[Stored items]
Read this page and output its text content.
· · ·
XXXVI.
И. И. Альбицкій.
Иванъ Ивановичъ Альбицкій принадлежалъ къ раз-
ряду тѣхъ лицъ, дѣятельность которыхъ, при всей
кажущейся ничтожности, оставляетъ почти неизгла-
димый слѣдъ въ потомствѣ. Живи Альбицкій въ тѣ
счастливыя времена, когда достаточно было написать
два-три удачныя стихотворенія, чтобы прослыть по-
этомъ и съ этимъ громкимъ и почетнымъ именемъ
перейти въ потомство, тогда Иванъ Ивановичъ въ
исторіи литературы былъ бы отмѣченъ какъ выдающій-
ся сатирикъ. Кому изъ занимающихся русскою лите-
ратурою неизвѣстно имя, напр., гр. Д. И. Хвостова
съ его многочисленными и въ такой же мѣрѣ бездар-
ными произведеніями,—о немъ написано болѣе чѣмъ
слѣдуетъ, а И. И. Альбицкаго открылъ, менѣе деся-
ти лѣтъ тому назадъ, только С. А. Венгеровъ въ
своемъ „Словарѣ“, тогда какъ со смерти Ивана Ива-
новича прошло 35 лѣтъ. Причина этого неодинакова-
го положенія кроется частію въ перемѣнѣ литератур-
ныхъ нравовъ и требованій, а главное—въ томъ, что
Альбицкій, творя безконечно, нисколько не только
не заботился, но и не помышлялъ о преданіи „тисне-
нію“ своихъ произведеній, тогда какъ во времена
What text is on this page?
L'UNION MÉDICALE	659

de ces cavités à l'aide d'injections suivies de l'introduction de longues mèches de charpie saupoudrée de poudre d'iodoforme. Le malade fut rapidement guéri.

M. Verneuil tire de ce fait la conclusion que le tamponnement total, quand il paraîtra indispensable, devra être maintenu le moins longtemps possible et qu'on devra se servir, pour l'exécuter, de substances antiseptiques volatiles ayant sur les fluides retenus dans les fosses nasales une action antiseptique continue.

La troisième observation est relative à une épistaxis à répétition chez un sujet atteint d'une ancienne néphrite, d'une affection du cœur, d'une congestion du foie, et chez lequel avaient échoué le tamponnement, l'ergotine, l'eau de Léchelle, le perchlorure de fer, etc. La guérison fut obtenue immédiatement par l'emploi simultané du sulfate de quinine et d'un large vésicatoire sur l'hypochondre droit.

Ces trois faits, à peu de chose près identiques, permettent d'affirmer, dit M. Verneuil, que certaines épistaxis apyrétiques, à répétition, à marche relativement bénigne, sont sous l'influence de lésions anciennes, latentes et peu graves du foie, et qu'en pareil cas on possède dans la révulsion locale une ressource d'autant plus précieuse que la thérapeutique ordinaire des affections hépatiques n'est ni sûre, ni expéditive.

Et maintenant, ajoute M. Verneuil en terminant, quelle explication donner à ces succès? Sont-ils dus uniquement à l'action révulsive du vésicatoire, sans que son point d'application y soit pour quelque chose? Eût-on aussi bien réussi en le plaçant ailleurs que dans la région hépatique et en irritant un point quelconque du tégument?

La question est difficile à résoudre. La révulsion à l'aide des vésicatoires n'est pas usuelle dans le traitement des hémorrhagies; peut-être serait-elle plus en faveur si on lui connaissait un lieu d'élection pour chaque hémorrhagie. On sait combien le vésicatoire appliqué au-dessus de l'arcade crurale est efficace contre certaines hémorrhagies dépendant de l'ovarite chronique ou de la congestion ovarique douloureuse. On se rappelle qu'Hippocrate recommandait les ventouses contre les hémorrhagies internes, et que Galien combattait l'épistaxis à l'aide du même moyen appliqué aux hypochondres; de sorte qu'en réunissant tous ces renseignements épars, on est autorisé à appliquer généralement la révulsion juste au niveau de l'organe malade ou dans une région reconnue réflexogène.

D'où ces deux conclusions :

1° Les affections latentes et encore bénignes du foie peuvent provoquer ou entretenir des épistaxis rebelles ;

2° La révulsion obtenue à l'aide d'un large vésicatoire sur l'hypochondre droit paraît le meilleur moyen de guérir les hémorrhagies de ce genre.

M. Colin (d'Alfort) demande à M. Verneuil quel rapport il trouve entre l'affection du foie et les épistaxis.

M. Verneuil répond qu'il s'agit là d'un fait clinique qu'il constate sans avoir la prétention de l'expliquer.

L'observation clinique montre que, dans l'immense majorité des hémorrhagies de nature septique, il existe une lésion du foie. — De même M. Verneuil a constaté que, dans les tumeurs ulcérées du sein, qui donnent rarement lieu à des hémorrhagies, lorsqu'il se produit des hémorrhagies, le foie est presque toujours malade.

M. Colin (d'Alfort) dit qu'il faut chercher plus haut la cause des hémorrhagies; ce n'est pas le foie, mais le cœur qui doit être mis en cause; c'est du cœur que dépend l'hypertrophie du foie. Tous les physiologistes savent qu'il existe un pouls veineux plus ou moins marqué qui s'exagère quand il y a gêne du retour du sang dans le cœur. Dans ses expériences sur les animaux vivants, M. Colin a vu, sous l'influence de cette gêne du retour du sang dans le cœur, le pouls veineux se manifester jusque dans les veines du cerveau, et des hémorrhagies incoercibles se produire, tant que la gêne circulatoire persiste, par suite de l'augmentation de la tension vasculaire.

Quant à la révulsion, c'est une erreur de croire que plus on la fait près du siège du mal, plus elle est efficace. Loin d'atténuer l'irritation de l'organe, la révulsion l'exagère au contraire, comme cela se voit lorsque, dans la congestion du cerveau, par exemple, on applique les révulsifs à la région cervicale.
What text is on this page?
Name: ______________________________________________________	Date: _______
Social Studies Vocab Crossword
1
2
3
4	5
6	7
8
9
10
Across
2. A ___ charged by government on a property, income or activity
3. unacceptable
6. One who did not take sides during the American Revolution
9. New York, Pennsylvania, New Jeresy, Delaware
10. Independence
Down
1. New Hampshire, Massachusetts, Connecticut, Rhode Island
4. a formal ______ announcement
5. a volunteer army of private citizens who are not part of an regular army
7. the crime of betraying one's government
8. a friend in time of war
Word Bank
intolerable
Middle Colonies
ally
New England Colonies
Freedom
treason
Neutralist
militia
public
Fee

WHAT NEEDS TO BE DONE -> Report all lines of the data that include the word "Colonies".

FINISHED EXERCISE ->
Middle Colonies
New England Colonies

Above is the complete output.